Exercise data ::
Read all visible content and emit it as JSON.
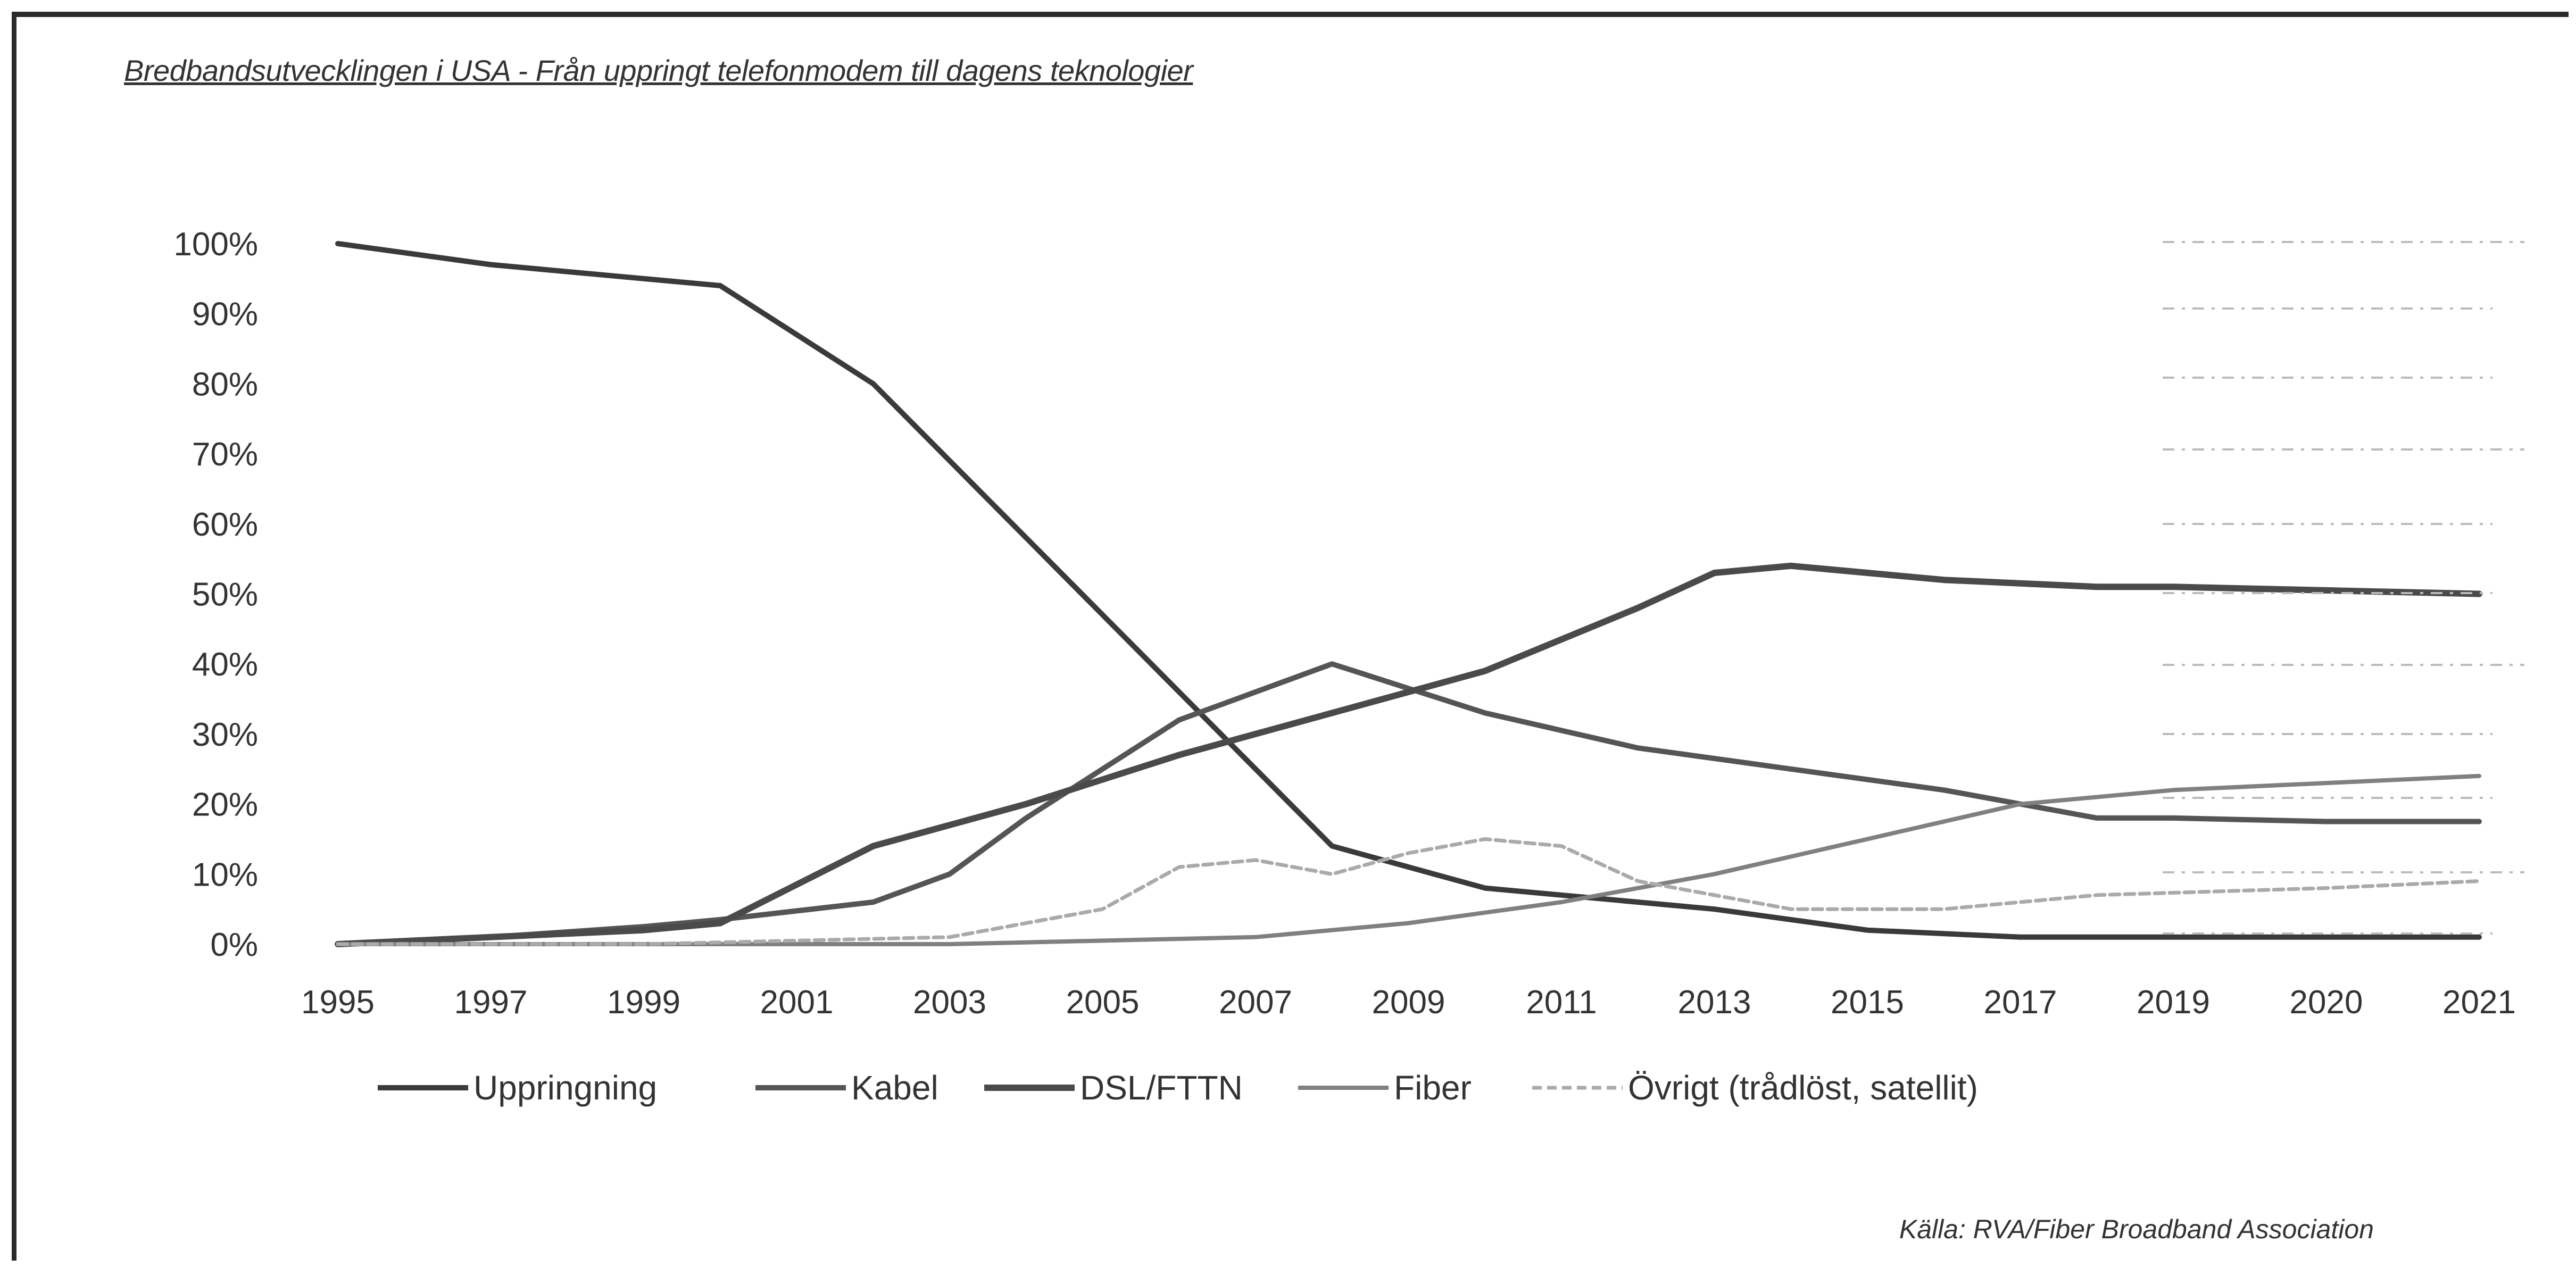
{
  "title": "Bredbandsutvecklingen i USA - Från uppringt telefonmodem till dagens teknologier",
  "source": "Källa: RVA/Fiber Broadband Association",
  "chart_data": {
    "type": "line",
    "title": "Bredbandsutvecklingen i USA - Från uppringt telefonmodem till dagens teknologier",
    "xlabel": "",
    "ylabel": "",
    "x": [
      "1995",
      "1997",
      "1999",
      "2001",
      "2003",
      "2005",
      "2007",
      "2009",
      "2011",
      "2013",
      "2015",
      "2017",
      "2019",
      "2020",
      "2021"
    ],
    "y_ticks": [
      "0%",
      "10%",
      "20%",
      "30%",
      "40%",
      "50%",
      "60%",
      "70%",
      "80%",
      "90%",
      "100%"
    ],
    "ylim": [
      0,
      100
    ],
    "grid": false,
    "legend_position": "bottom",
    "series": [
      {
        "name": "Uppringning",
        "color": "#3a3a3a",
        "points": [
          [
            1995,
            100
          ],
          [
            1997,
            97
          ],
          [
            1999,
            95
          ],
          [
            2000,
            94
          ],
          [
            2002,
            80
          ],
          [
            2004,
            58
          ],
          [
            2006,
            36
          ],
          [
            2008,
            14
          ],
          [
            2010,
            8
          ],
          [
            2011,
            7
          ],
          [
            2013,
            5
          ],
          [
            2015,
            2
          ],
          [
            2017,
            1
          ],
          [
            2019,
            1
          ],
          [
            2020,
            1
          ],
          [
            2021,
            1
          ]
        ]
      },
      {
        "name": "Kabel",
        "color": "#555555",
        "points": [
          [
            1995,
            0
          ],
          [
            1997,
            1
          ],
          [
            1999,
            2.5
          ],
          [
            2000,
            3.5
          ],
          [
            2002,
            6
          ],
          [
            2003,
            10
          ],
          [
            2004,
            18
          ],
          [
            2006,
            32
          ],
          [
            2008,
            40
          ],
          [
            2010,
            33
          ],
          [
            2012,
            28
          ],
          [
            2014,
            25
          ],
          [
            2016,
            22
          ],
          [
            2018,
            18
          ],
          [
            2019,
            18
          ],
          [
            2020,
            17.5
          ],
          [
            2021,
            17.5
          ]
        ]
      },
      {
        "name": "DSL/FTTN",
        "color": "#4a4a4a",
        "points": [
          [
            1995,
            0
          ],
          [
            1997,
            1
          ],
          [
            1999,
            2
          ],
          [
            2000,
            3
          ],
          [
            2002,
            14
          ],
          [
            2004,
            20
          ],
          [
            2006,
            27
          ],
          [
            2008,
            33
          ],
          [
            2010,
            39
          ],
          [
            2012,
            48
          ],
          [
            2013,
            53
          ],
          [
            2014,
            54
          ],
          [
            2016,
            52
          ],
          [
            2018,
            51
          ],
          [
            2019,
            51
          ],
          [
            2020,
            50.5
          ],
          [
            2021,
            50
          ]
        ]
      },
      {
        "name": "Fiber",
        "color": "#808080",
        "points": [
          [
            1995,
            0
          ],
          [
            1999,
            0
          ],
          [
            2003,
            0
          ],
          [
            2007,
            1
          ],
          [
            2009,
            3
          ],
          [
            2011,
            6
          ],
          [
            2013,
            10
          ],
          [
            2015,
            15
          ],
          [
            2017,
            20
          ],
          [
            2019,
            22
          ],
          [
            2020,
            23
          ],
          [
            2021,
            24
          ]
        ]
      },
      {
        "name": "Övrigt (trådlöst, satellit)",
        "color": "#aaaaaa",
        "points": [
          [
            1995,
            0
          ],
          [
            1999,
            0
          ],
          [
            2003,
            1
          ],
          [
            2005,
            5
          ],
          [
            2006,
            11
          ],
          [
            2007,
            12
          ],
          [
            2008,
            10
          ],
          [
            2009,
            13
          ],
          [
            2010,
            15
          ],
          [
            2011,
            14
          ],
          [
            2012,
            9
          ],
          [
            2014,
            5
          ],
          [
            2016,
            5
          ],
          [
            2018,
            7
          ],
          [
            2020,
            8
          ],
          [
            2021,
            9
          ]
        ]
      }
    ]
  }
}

Exercise goal ::
Of the lines in the material, how many include "Från"? Respond with the number alone.

Finished task ::
2